§ Court exercice 1
Quels noms propres de personne, d'entreprise ou de festival le texte source ci-dessous contient-il ? Donnez-en la liste complète.

Le pouvoir de la gamification
Plusieurs métriques, comme le nombre de personnes utilisant le système et la qualité du tri des déchets sont encore en cours d’analyse au terme des deux week-ends de fin juillet. Carlos Kiala nous livre un premier bilan. “En général, les festivaliers trient assez correctement. Mais, dans ce contexte international, on a quand même remarqué pas mal d’erreurs de tri, plutôt dans la poubelle PMC, avec les tétrapacks notamment, parce qu’il n’y a pas forcément ce genre de berlingots dans tous les pays. Par contre, en ce qui concerne le “general waste” (ndlr: les déchets généraux), c’était vraiment catastrophique. Là, le tri n’était vraiment pas bon. Des matériaux organiques avaient l’apparence du papier, cela a compliqué la donne. On s’est dit qu’on aurait pu rajouter une poubelle de déchets organiques.”
L’aspect ludique de la poubelle a aussi eu son petit succès. “De manière naturelle, les gens ne restent pas plus de quelques secondes devant la poubelle. On a constaté que l’aspect interactif et ludique interpelle davantage les utilisateurs, notamment quand la smart bin émet du son ou diffuse un visuel”, commente le CEO de Neurogreen.
“C’est dommageable, en 2024, on aurait dû avoir du réutilisable à Tomorrowland”
Carlos Kiala, CEO de Neurogreen
L’édition 2024 du festival de musique électro a été marquée par une polémique sur l’utilisation de millions de gobelets en plastique jetables alors que la législation impose de mettre en circulation des gobelets réutilisables avec, dans la plupart des cas, un système de consigne. La désobéissance aux règles environnementales en vigueur a engendré de vives critiques et des préoccupations légitimes concernant l’impact environnemental du festival qui se veut précurseur dans de nombreux domaines. Ce dernier risque une amende salée – elle peut atteindre 2 millions d’euros – pour ne pas s’y être conformé.
Les organisateurs ont-ils eu raison d’écouler leur stock de 3 millions de gobelets jetables en plastique ?
A cette question, Carlos Kiala donne son avis: “Pour moi, en 2024, on aurait dû avoir du réutilisable. Tous ces gobelets qui jonchent le sol, c’est dommageable pour l’image du festival. Mais, d’un point de vue logistique, une fois que le stock de gobelets jetables est sur les bras, il faut pouvoir le gérer au mieux. Je ne vois donc pas trop d’autres solutions que de les utiliser. La décision était en grande partie influencée par cette nécessité de gérer un stock important de gobelets déjà produit avant l’instauration de la nouvelle législation. L’idée était de réduire le gaspillage en utilisant ces gobelets plutôt que de les jeter ou de les détruire.”

[Enregistrements]
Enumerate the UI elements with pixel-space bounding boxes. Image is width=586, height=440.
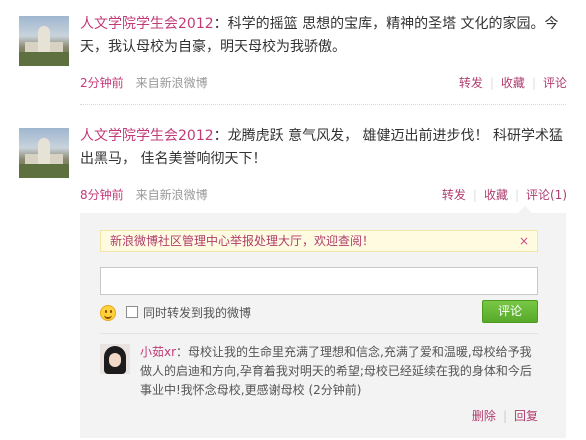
favorite-button[interactable]: 收藏 — [501, 76, 525, 90]
weibo-post: 人文学院学生会2012：科学的摇篮 思想的宝库，精神的圣塔 文化的家园。今天，我… — [0, 0, 586, 104]
source-prefix: 来自 — [135, 76, 160, 90]
comment-divider — [100, 333, 538, 334]
post-actions: 转发 | 收藏 | 评论(1) — [442, 186, 567, 203]
forward-checkbox-label[interactable]: 同时转发到我的微博 — [143, 304, 251, 321]
smiley-mouth — [104, 313, 112, 319]
notice-link[interactable]: 新浪微博社区管理中心举报处理大厅，欢迎查阅！ — [110, 234, 374, 248]
avatar-building — [38, 26, 50, 52]
action-separator: | — [531, 76, 536, 90]
source-prefix: 来自 — [135, 188, 160, 202]
comment-text: 小茹xr：母校让我的生命里充满了理想和信念,充满了爱和温暖,母校给予我做人的启迪… — [140, 343, 536, 400]
action-separator: | — [514, 188, 519, 202]
comment-panel: 新浪微博社区管理中心举报处理大厅，欢迎查阅！ × 同时转发到我的微博 评论 小茹… — [80, 206, 566, 438]
close-icon[interactable]: × — [519, 231, 529, 251]
author-link[interactable]: 人文学院学生会2012 — [80, 128, 214, 144]
comment-count-button[interactable]: 评论(1) — [526, 188, 567, 202]
post-meta: 2分钟前 来自新浪微博 — [80, 74, 208, 91]
author-avatar[interactable] — [19, 128, 69, 178]
commenter-name-link[interactable]: 小茹xr — [140, 345, 176, 359]
post-time-link[interactable]: 2分钟前 — [80, 76, 124, 90]
panel-pointer — [518, 206, 532, 213]
author-avatar[interactable] — [19, 16, 69, 66]
action-separator: | — [489, 76, 494, 90]
avatar-building-wing — [25, 42, 38, 52]
notice-banner: 新浪微博社区管理中心举报处理大厅，欢迎查阅！ × — [100, 230, 538, 252]
weibo-post: 人文学院学生会2012：龙腾虎跃 意气风发， 雄健迈出前进步伐！ 科研学术猛出黑… — [0, 112, 586, 212]
avatar-building-wing — [50, 42, 63, 52]
author-link[interactable]: 人文学院学生会2012 — [80, 16, 214, 32]
action-separator: | — [502, 409, 507, 423]
avatar-building-wing — [50, 154, 63, 164]
avatar-face — [109, 353, 121, 367]
avatar-lawn — [19, 164, 69, 178]
comment-button[interactable]: 评论 — [543, 76, 567, 90]
favorite-button[interactable]: 收藏 — [484, 188, 508, 202]
submit-comment-button[interactable]: 评论 — [482, 300, 538, 323]
source-link[interactable]: 新浪微博 — [160, 76, 208, 90]
post-time-link[interactable]: 8分钟前 — [80, 188, 124, 202]
source-link[interactable]: 新浪微博 — [160, 188, 208, 202]
post-text: 人文学院学生会2012：科学的摇篮 思想的宝库，精神的圣塔 文化的家园。今天，我… — [80, 13, 566, 59]
reply-comment-button[interactable]: 回复 — [514, 409, 538, 423]
comment-actions: 删除 | 回复 — [472, 407, 538, 424]
forward-button[interactable]: 转发 — [442, 188, 466, 202]
avatar-building-wing — [25, 154, 38, 164]
post-divider — [80, 104, 566, 105]
action-separator: | — [472, 188, 477, 202]
avatar-lawn — [19, 52, 69, 66]
forward-button[interactable]: 转发 — [459, 76, 483, 90]
post-text: 人文学院学生会2012：龙腾虎跃 意气风发， 雄健迈出前进步伐！ 科研学术猛出黑… — [80, 125, 566, 171]
delete-comment-button[interactable]: 删除 — [472, 409, 496, 423]
smiley-icon[interactable] — [100, 305, 116, 321]
comment-input[interactable] — [100, 267, 538, 295]
comment-time: (2分钟前) — [308, 383, 362, 397]
avatar-building — [38, 138, 50, 164]
post-meta: 8分钟前 来自新浪微博 — [80, 186, 208, 203]
commenter-avatar[interactable] — [100, 344, 130, 374]
forward-checkbox[interactable] — [126, 306, 138, 318]
post-actions: 转发 | 收藏 | 评论 — [459, 74, 567, 91]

§ Court exercice 2
Pouvez-vous recopier à l'identique, dans les enregistrements ci-dessus, le passage qui s'ouvre sur la ligne contenant "favorite-button[interactable]: 收藏 — [501, 76, 525, 90]" et se ferme sur celle contenant "author-avatar[interactable] — [19, 128, 69, 178]", ces deux lignes comprises ?

§ Réponse finale 1
Carlos Kiala ; Neurogreen ; Tomorrowland

§ Réponse finale 2
favorite-button[interactable]: 收藏 — [501, 76, 525, 90]
weibo-post: 人文学院学生会2012：科学的摇篮 思想的宝库，精神的圣塔 文化的家园。今天，我… — [0, 0, 586, 104]
source-prefix: 来自 — [135, 76, 160, 90]
comment-divider — [100, 333, 538, 334]
post-actions: 转发 | 收藏 | 评论(1) — [442, 186, 567, 203]
forward-checkbox-label[interactable]: 同时转发到我的微博 — [143, 304, 251, 321]
smiley-mouth — [104, 313, 112, 319]
notice-link[interactable]: 新浪微博社区管理中心举报处理大厅，欢迎查阅！ — [110, 234, 374, 248]
avatar-building — [38, 26, 50, 52]
action-separator: | — [531, 76, 536, 90]
source-prefix: 来自 — [135, 188, 160, 202]
comment-text: 小茹xr：母校让我的生命里充满了理想和信念,充满了爱和温暖,母校给予我做人的启迪… — [140, 343, 536, 400]
action-separator: | — [514, 188, 519, 202]
comment-panel: 新浪微博社区管理中心举报处理大厅，欢迎查阅！ × 同时转发到我的微博 评论 小茹… — [80, 206, 566, 438]
close-icon[interactable]: × — [519, 231, 529, 251]
author-link[interactable]: 人文学院学生会2012 — [80, 128, 214, 144]
comment-count-button[interactable]: 评论(1) — [526, 188, 567, 202]
post-meta: 2分钟前 来自新浪微博 — [80, 74, 208, 91]
author-avatar[interactable] — [19, 128, 69, 178]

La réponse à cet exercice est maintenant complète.